### TASK INSTRUCTIONS
Collect the lines of the entries where "Code" shows up.

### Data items
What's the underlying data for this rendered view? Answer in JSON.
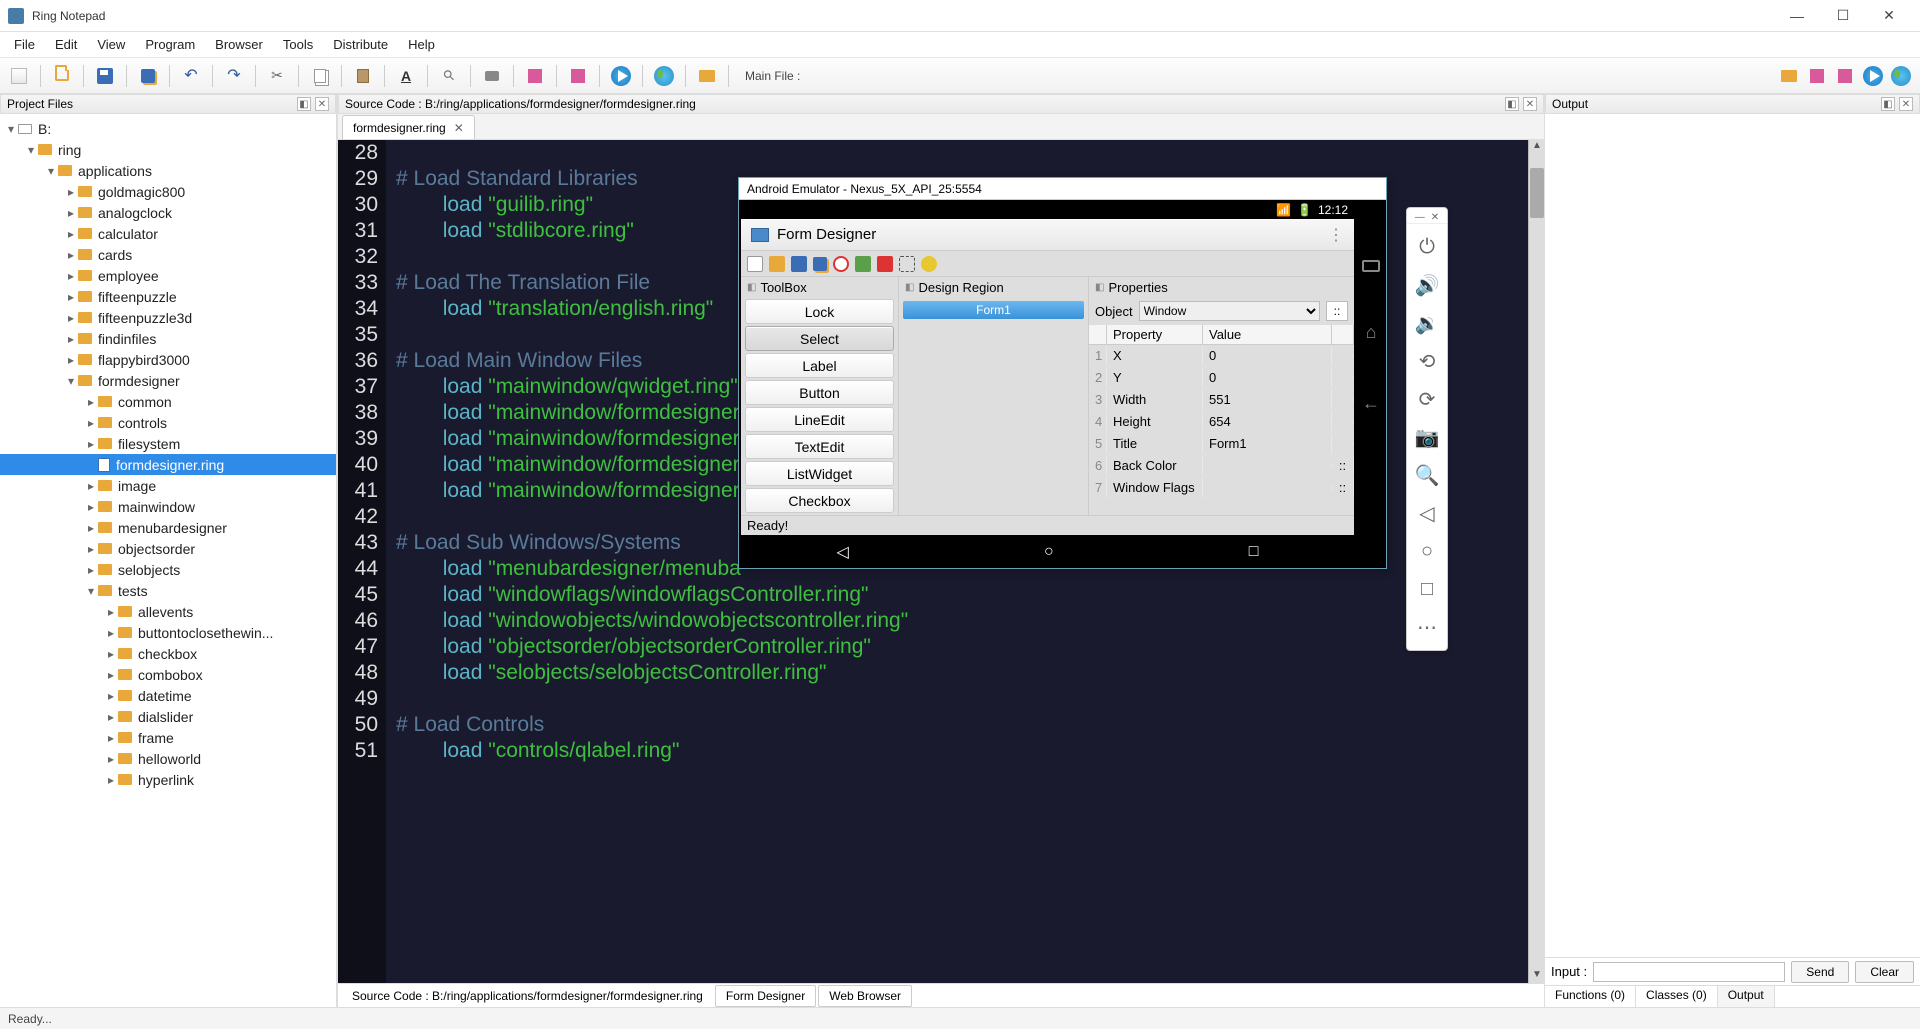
{
  "app": {
    "title": "Ring Notepad"
  },
  "menu": [
    "File",
    "Edit",
    "View",
    "Program",
    "Browser",
    "Tools",
    "Distribute",
    "Help"
  ],
  "toolbar": {
    "mainFileLabel": "Main File :"
  },
  "projectPanel": {
    "title": "Project Files"
  },
  "tree": [
    {
      "d": 0,
      "exp": "▾",
      "icon": "drive",
      "label": "B:"
    },
    {
      "d": 1,
      "exp": "▾",
      "icon": "folder",
      "label": "ring"
    },
    {
      "d": 2,
      "exp": "▾",
      "icon": "folder",
      "label": "applications"
    },
    {
      "d": 3,
      "exp": "▸",
      "icon": "folder",
      "label": "goldmagic800"
    },
    {
      "d": 3,
      "exp": "▸",
      "icon": "folder",
      "label": "analogclock"
    },
    {
      "d": 3,
      "exp": "▸",
      "icon": "folder",
      "label": "calculator"
    },
    {
      "d": 3,
      "exp": "▸",
      "icon": "folder",
      "label": "cards"
    },
    {
      "d": 3,
      "exp": "▸",
      "icon": "folder",
      "label": "employee"
    },
    {
      "d": 3,
      "exp": "▸",
      "icon": "folder",
      "label": "fifteenpuzzle"
    },
    {
      "d": 3,
      "exp": "▸",
      "icon": "folder",
      "label": "fifteenpuzzle3d"
    },
    {
      "d": 3,
      "exp": "▸",
      "icon": "folder",
      "label": "findinfiles"
    },
    {
      "d": 3,
      "exp": "▸",
      "icon": "folder",
      "label": "flappybird3000"
    },
    {
      "d": 3,
      "exp": "▾",
      "icon": "folder",
      "label": "formdesigner"
    },
    {
      "d": 4,
      "exp": "▸",
      "icon": "folder",
      "label": "common"
    },
    {
      "d": 4,
      "exp": "▸",
      "icon": "folder",
      "label": "controls"
    },
    {
      "d": 4,
      "exp": "▸",
      "icon": "folder",
      "label": "filesystem"
    },
    {
      "d": 4,
      "exp": "",
      "icon": "file",
      "label": "formdesigner.ring",
      "sel": true
    },
    {
      "d": 4,
      "exp": "▸",
      "icon": "folder",
      "label": "image"
    },
    {
      "d": 4,
      "exp": "▸",
      "icon": "folder",
      "label": "mainwindow"
    },
    {
      "d": 4,
      "exp": "▸",
      "icon": "folder",
      "label": "menubardesigner"
    },
    {
      "d": 4,
      "exp": "▸",
      "icon": "folder",
      "label": "objectsorder"
    },
    {
      "d": 4,
      "exp": "▸",
      "icon": "folder",
      "label": "selobjects"
    },
    {
      "d": 4,
      "exp": "▾",
      "icon": "folder",
      "label": "tests"
    },
    {
      "d": 5,
      "exp": "▸",
      "icon": "folder",
      "label": "allevents"
    },
    {
      "d": 5,
      "exp": "▸",
      "icon": "folder",
      "label": "buttontoclosethewin..."
    },
    {
      "d": 5,
      "exp": "▸",
      "icon": "folder",
      "label": "checkbox"
    },
    {
      "d": 5,
      "exp": "▸",
      "icon": "folder",
      "label": "combobox"
    },
    {
      "d": 5,
      "exp": "▸",
      "icon": "folder",
      "label": "datetime"
    },
    {
      "d": 5,
      "exp": "▸",
      "icon": "folder",
      "label": "dialslider"
    },
    {
      "d": 5,
      "exp": "▸",
      "icon": "folder",
      "label": "frame"
    },
    {
      "d": 5,
      "exp": "▸",
      "icon": "folder",
      "label": "helloworld"
    },
    {
      "d": 5,
      "exp": "▸",
      "icon": "folder",
      "label": "hyperlink"
    }
  ],
  "editor": {
    "panelTitle": "Source Code : B:/ring/applications/formdesigner/formdesigner.ring",
    "tab": "formdesigner.ring",
    "lines": [
      {
        "n": 28,
        "t": ""
      },
      {
        "n": 29,
        "t": "# Load Standard Libraries",
        "cls": "c-comment"
      },
      {
        "n": 30,
        "html": "        <span class='c-load'>load</span> <span class='c-str'>\"guilib.ring\"</span>"
      },
      {
        "n": 31,
        "html": "        <span class='c-load'>load</span> <span class='c-str'>\"stdlibcore.ring\"</span>"
      },
      {
        "n": 32,
        "t": ""
      },
      {
        "n": 33,
        "t": "# Load The Translation File",
        "cls": "c-comment"
      },
      {
        "n": 34,
        "html": "        <span class='c-load'>load</span> <span class='c-str'>\"translation/english.ring\"</span>"
      },
      {
        "n": 35,
        "t": ""
      },
      {
        "n": 36,
        "t": "# Load Main Window Files",
        "cls": "c-comment"
      },
      {
        "n": 37,
        "html": "        <span class='c-load'>load</span> <span class='c-str'>\"mainwindow/qwidget.ring\"</span>"
      },
      {
        "n": 38,
        "html": "        <span class='c-load'>load</span> <span class='c-str'>\"mainwindow/formdesigner</span>"
      },
      {
        "n": 39,
        "html": "        <span class='c-load'>load</span> <span class='c-str'>\"mainwindow/formdesigner</span>"
      },
      {
        "n": 40,
        "html": "        <span class='c-load'>load</span> <span class='c-str'>\"mainwindow/formdesigner</span>"
      },
      {
        "n": 41,
        "html": "        <span class='c-load'>load</span> <span class='c-str'>\"mainwindow/formdesigner</span>"
      },
      {
        "n": 42,
        "t": ""
      },
      {
        "n": 43,
        "t": "# Load Sub Windows/Systems",
        "cls": "c-comment"
      },
      {
        "n": 44,
        "html": "        <span class='c-load'>load</span> <span class='c-str'>\"menubardesigner/menuba</span>"
      },
      {
        "n": 45,
        "html": "        <span class='c-load'>load</span> <span class='c-str'>\"windowflags/windowflagsController.ring\"</span>"
      },
      {
        "n": 46,
        "html": "        <span class='c-load'>load</span> <span class='c-str'>\"windowobjects/windowobjectscontroller.ring\"</span>"
      },
      {
        "n": 47,
        "html": "        <span class='c-load'>load</span> <span class='c-str'>\"objectsorder/objectsorderController.ring\"</span>"
      },
      {
        "n": 48,
        "html": "        <span class='c-load'>load</span> <span class='c-str'>\"selobjects/selobjectsController.ring\"</span>"
      },
      {
        "n": 49,
        "t": ""
      },
      {
        "n": 50,
        "t": "# Load Controls",
        "cls": "c-comment"
      },
      {
        "n": 51,
        "html": "        <span class='c-load'>load</span> <span class='c-str'>\"controls/qlabel.ring\"</span>"
      }
    ],
    "bottomTabs": {
      "label": "Source Code : B:/ring/applications/formdesigner/formdesigner.ring",
      "tabs": [
        "Form Designer",
        "Web Browser"
      ]
    }
  },
  "output": {
    "title": "Output",
    "inputLabel": "Input :",
    "send": "Send",
    "clear": "Clear",
    "tabs": [
      "Functions (0)",
      "Classes (0)",
      "Output"
    ]
  },
  "status": "Ready...",
  "emulator": {
    "windowTitle": "Android Emulator - Nexus_5X_API_25:5554",
    "clock": "12:12",
    "appTitle": "Form Designer",
    "cols": {
      "toolbox": "ToolBox",
      "design": "Design Region",
      "props": "Properties"
    },
    "tools": [
      "Lock",
      "Select",
      "Label",
      "Button",
      "LineEdit",
      "TextEdit",
      "ListWidget",
      "Checkbox"
    ],
    "selectedTool": "Select",
    "form": "Form1",
    "objectLabel": "Object",
    "objectValue": "Window",
    "propHead": {
      "p": "Property",
      "v": "Value"
    },
    "properties": [
      {
        "i": "1",
        "p": "X",
        "v": "0"
      },
      {
        "i": "2",
        "p": "Y",
        "v": "0"
      },
      {
        "i": "3",
        "p": "Width",
        "v": "551"
      },
      {
        "i": "4",
        "p": "Height",
        "v": "654"
      },
      {
        "i": "5",
        "p": "Title",
        "v": "Form1"
      },
      {
        "i": "6",
        "p": "Back Color",
        "v": "",
        "btn": true
      },
      {
        "i": "7",
        "p": "Window Flags",
        "v": "",
        "btn": true
      }
    ],
    "statusText": "Ready!"
  }
}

### THE REPLY
    "panelTitle": "Source Code : B:/ring/applications/formdesigner/formdesigner.ring",
      "label": "Source Code : B:/ring/applications/formdesigner/formdesigner.ring",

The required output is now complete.